*Texto de origem*.
· · · · ·
Mas todas essas qualidades não valeriam de nada se Darius Marder não soubesse traduzi-las para a tela. Em sua estreia na direção, ele se utiliza da mesma máxima que guia seu desenvolvimento dramático e opta por uma abordagem mais naturalista. Não há uma hiperestilização de espaços, ou uma dramatização excessiva por parte das personagens, as coisas simplesmente são como são. As atuações são marcantes – e minhas favoritas nas categorias que concorrem – justamente por não apelarem para composições excessivas, como choros exagerados, gritos e discussões acaloradas – e o último diálogo entre Ruben e Joe é brilhante nesse aspecto. Também é louvável a maneira com que o background dos personagens é apresentado, através de sugestões que, mesmo não tão sutis, deixam as lacunas certas a serem preenchidas pelo espectador, como as marcas de cortes nos braços de Lou, ou a tatuagem nas costas de uma das personagens que cruza o caminho do protagonista.
· · · · ·
*Tarefa curta 1*. Resuma em duas frases o texto sobre a direção de Darius Marder.
*Tarefa curta 2*. No texto sobre a direção de Darius Marder, que detalhe no corpo de Lou sugere o passado da personagem?
*Tarefa curta 3*. Prossiga com o texto sobre a direção de Darius Marder a partir da última frase apresentada.
Não é preciso consultar os dados.
· · · · ·
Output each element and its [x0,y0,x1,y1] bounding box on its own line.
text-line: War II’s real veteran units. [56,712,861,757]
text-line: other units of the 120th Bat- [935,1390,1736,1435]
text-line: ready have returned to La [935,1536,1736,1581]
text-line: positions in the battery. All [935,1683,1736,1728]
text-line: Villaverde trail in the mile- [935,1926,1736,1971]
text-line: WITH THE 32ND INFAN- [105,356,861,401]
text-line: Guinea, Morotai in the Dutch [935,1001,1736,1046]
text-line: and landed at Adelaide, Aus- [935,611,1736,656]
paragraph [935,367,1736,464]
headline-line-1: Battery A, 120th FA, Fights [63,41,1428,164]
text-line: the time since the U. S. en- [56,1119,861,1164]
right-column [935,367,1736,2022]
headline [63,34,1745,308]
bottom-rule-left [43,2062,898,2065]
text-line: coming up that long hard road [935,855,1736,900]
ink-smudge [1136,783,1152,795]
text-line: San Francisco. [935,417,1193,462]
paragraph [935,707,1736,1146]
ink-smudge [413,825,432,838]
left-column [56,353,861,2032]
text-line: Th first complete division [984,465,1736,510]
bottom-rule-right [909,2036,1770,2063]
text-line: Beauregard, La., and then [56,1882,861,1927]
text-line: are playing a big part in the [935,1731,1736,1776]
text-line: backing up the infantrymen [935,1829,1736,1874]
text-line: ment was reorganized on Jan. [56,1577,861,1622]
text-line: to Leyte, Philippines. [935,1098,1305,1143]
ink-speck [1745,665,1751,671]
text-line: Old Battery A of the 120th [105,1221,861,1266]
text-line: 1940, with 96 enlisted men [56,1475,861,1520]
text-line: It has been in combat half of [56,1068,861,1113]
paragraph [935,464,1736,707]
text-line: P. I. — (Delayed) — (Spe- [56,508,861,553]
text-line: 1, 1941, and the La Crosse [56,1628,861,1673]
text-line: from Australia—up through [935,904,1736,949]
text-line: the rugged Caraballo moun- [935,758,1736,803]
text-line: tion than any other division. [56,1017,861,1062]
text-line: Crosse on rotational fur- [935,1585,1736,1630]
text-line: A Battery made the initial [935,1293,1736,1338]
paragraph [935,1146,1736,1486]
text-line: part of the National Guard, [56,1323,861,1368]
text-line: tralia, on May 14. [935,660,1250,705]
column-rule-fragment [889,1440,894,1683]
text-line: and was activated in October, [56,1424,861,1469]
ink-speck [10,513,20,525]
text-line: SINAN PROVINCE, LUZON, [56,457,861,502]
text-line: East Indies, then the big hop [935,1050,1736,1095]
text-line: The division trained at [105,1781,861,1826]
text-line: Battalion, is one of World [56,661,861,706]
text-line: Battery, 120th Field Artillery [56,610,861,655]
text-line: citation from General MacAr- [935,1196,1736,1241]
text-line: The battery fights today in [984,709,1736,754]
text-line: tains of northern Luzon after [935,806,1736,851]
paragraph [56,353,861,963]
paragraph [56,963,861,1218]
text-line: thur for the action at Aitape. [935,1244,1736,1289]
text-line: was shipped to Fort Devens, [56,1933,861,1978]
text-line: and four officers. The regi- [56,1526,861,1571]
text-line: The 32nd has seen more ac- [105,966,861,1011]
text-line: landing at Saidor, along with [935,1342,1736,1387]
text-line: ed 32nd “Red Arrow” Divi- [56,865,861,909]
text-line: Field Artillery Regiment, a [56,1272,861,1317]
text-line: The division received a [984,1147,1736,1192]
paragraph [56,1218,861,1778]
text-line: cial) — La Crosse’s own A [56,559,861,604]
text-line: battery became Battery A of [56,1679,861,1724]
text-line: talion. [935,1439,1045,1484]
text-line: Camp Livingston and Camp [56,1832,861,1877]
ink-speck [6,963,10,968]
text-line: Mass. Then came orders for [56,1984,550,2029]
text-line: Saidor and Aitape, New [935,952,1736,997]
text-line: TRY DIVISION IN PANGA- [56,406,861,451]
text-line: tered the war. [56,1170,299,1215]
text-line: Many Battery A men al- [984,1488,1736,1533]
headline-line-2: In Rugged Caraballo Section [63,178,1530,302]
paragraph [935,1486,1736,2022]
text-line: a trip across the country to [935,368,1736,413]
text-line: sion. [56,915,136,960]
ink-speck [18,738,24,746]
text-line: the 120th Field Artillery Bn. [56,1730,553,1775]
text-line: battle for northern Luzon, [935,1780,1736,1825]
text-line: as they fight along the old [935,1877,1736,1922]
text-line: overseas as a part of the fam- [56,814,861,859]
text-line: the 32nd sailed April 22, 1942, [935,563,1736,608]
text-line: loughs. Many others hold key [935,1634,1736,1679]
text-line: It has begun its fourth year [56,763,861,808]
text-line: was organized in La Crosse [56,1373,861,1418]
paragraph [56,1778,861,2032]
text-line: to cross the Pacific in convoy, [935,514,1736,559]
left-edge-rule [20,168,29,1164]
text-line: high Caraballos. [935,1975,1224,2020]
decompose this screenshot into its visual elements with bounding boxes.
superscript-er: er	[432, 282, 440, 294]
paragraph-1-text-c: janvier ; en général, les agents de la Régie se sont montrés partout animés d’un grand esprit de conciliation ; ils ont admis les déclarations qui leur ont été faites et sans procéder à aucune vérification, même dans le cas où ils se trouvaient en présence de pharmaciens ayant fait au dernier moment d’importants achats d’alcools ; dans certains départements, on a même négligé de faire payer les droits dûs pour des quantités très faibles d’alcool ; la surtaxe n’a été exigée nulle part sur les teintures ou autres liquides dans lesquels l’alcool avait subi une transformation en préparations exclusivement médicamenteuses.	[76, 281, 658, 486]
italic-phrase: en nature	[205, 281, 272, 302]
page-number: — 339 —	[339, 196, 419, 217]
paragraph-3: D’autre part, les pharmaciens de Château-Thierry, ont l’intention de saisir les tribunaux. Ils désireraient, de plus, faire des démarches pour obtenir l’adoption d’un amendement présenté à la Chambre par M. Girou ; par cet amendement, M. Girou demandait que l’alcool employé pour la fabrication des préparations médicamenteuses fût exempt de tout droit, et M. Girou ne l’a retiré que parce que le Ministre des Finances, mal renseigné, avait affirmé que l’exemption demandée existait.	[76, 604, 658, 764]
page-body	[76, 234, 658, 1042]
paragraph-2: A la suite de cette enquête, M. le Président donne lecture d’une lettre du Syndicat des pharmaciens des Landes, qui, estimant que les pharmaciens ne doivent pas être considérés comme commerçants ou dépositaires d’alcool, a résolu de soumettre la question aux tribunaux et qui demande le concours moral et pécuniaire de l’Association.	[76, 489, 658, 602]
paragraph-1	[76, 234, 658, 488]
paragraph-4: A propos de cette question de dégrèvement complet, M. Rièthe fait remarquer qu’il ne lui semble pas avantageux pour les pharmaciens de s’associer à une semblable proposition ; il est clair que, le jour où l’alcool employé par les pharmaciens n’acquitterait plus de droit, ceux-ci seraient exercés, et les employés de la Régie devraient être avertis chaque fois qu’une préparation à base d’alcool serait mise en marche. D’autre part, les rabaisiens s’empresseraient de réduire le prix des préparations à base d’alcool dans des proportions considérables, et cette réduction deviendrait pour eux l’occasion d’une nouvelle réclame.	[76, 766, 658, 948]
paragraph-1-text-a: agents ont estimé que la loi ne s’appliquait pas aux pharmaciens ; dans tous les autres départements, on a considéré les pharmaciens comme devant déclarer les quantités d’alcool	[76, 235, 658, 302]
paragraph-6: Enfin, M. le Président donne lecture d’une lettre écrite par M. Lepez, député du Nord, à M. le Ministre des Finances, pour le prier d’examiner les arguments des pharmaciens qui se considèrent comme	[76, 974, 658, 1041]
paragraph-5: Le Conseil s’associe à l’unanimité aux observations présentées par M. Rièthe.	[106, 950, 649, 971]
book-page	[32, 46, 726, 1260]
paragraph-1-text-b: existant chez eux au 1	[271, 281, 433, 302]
· · · · ·
*Resposta 1*. Em sua estreia na direção, Darius Marder adota uma abordagem naturalista, sem hiperestilização de espaços nem dramatização excessiva das personagens. As atuações se destacam por não apelar para composições excessivas, e o passado das personagens é apresentado por sugestões que deixam lacunas para o espectador preencher.

*Resposta 2*. As marcas de cortes nos braços de Lou.

*Resposta 3*.
Há, sim, uma sensação de lugar comum que permeia a obra. Este não é um filme que conta com uma trama, personagem ou direção atípicos. O que talvez o diferencie do restante dos filmes da temporada, por exemplo, seja a imersão que ele propõe. A câmera é um instrumento que, ao mesmo tempo, oprime e liberta o personagem, nunca se desvencilhando de Ruben. Estamos sempre colados em seu rosto ou observando por trás de seus ombros, e quanto mais perto estamos, melhor entendemos sua nova realidade — a comunidade, a priori, é um ambiente intimidador e a dificuldade que Ruben tem para se comunicar é passada para o espectador através da falta de legendas nos diálogos compostos pela ASL (linguagem de sinais americana). Mas é só quando o som desaparece – suprimido por um ruído constante, incômodo e grave – que somos inundados com uma carga de empatia avassaladora. O ruído representa não só a progressão da surdez de Ruben, mas também sua inquietude emocional, e é muito interessante observar como ela gradualmente diminui quando o protagonista passa a se integrar na comunidade, mas volta mais forte depois da virada do segundo para o terceiro ato. 

Essas pequenas incursões dentro da vivência de Ruben exploram a linguagem cinematográfica dando equilíbrio para uma obra que, sem muitas pretensões, deseja contar uma boa história sem apelar para o excesso. Encerrando o filme em uma sequência memorável, Darius Marder faz uma escolha simples e poética, que traduz perfeitamente a evolução de seu protagonista e faz uma rima de sensibilidade ímpar com a cena de abertura do longa.